=== EXERCISE INPUT ===
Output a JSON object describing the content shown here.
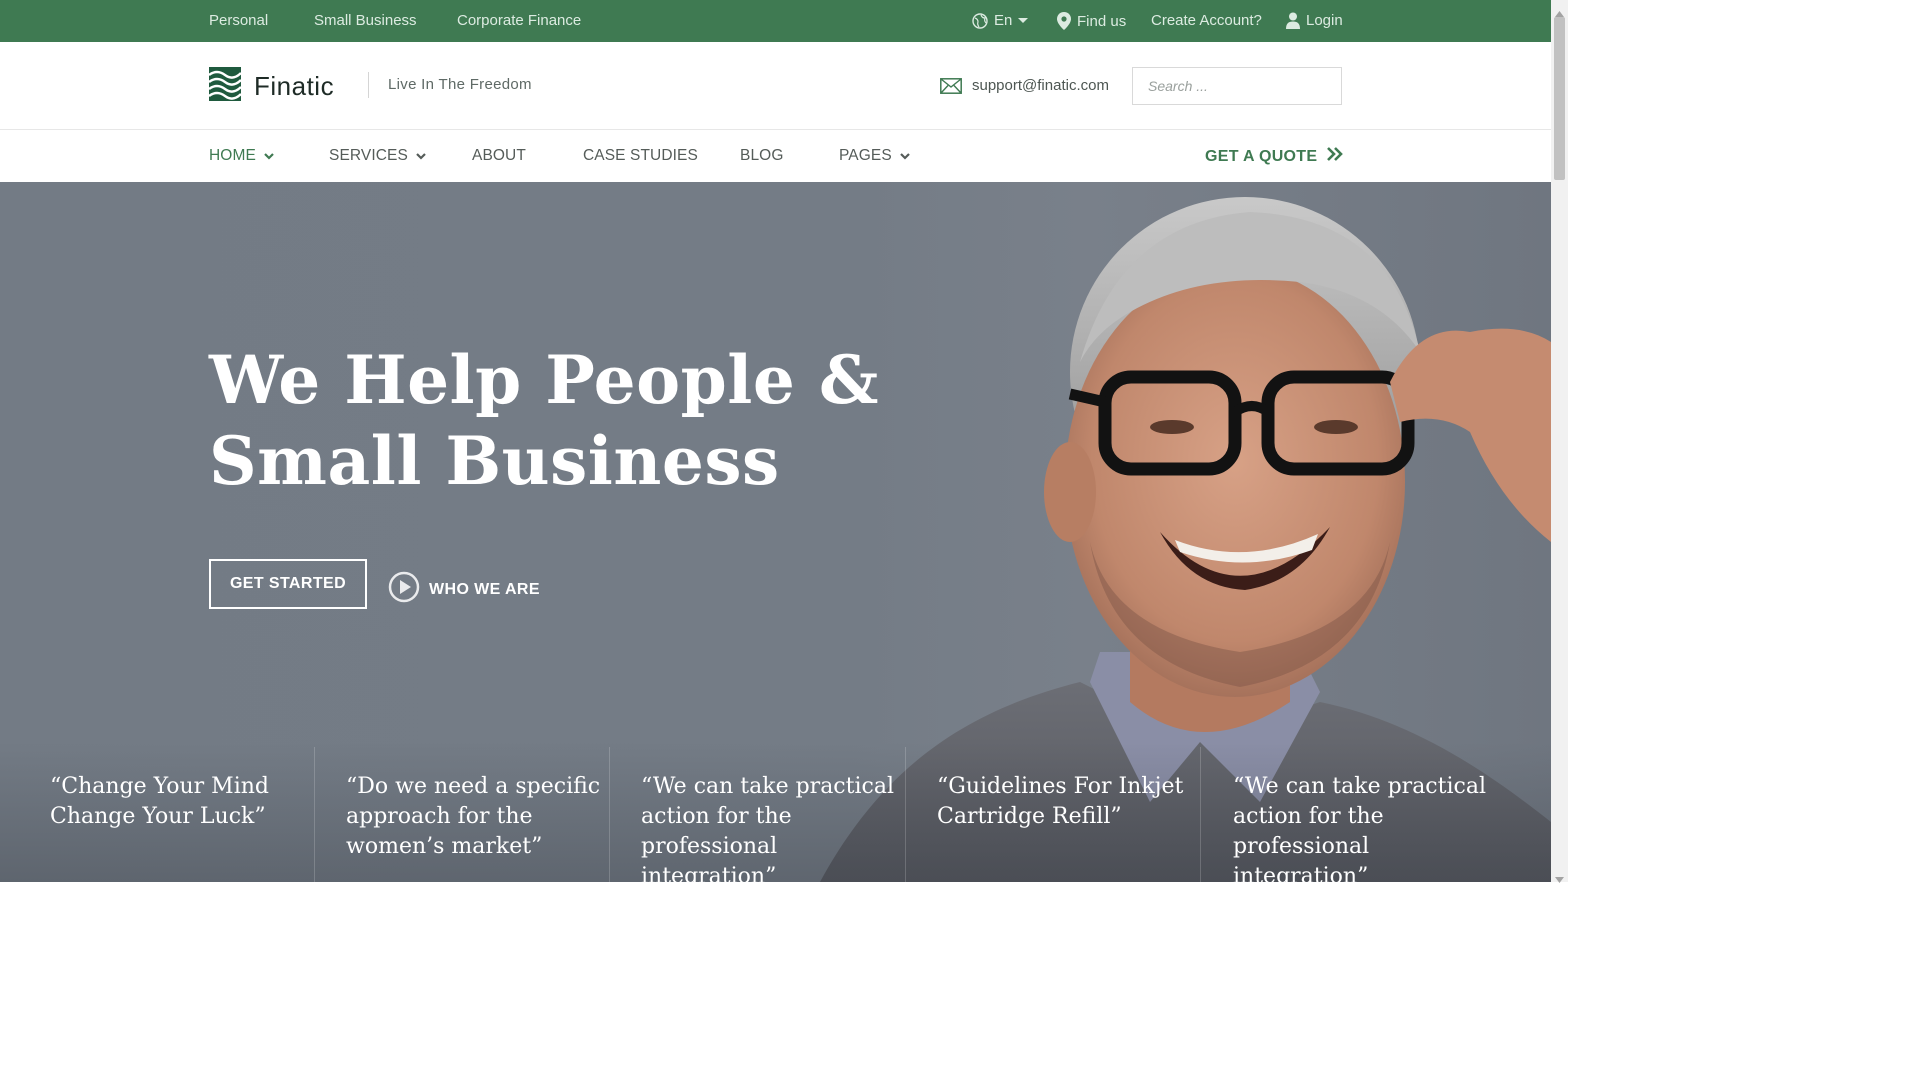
{
  "topbar": {
    "links": [
      "Personal",
      "Small Business",
      "Corporate Finance"
    ],
    "language": "En",
    "find_us": "Find us",
    "create_account": "Create Account?",
    "login": "Login"
  },
  "header": {
    "brand": "Finatic",
    "tagline": "Live In The Freedom",
    "email": "support@finatic.com",
    "search_placeholder": "Search ..."
  },
  "nav": {
    "items": [
      {
        "label": "HOME",
        "has_dropdown": true,
        "active": true
      },
      {
        "label": "SERVICES",
        "has_dropdown": true
      },
      {
        "label": "ABOUT"
      },
      {
        "label": "CASE STUDIES"
      },
      {
        "label": "BLOG"
      },
      {
        "label": "PAGES",
        "has_dropdown": true
      }
    ],
    "cta": "GET A QUOTE"
  },
  "hero": {
    "title_line1": "We Help People &",
    "title_line2": "Small Business",
    "primary_button": "GET STARTED",
    "secondary_link": "WHO WE ARE"
  },
  "quotes": [
    {
      "line1": "“Change Your Mind",
      "line2": "Change Your Luck”"
    },
    {
      "line1": "“Do we need a specific",
      "line2": "approach for the",
      "line3": "women’s market”"
    },
    {
      "line1": "“We can take practical",
      "line2": "action for the",
      "line3": "professional",
      "line4": "integration”"
    },
    {
      "line1": "“Guidelines For Inkjet",
      "line2": "Cartridge Refill”"
    },
    {
      "line1": "“We can take practical",
      "line2": "action for the",
      "line3": "professional",
      "line4": "integration”"
    }
  ],
  "colors": {
    "brand_green": "#3f7a52",
    "hero_gray": "#747c86",
    "text_dark": "#1e2b26"
  }
}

=== YOUR OBJECTIVE ===
Repeat the material above in full and exactly, apart from the pictures.

=== RESPONSE TO THE EXERCISE ===
Output a JSON object describing the content shown here.
{
  "topbar": {
    "links": [
      "Personal",
      "Small Business",
      "Corporate Finance"
    ],
    "language": "En",
    "find_us": "Find us",
    "create_account": "Create Account?",
    "login": "Login"
  },
  "header": {
    "brand": "Finatic",
    "tagline": "Live In The Freedom",
    "email": "support@finatic.com",
    "search_placeholder": "Search ..."
  },
  "nav": {
    "items": [
      {
        "label": "HOME",
        "has_dropdown": true,
        "active": true
      },
      {
        "label": "SERVICES",
        "has_dropdown": true
      },
      {
        "label": "ABOUT"
      },
      {
        "label": "CASE STUDIES"
      },
      {
        "label": "BLOG"
      },
      {
        "label": "PAGES",
        "has_dropdown": true
      }
    ],
    "cta": "GET A QUOTE"
  },
  "hero": {
    "title_line1": "We Help People &",
    "title_line2": "Small Business",
    "primary_button": "GET STARTED",
    "secondary_link": "WHO WE ARE"
  },
  "quotes": [
    {
      "line1": "“Change Your Mind",
      "line2": "Change Your Luck”"
    },
    {
      "line1": "“Do we need a specific",
      "line2": "approach for the",
      "line3": "women’s market”"
    },
    {
      "line1": "“We can take practical",
      "line2": "action for the",
      "line3": "professional",
      "line4": "integration”"
    },
    {
      "line1": "“Guidelines For Inkjet",
      "line2": "Cartridge Refill”"
    },
    {
      "line1": "“We can take practical",
      "line2": "action for the",
      "line3": "professional",
      "line4": "integration”"
    }
  ],
  "colors": {
    "brand_green": "#3f7a52",
    "hero_gray": "#747c86",
    "text_dark": "#1e2b26"
  }
}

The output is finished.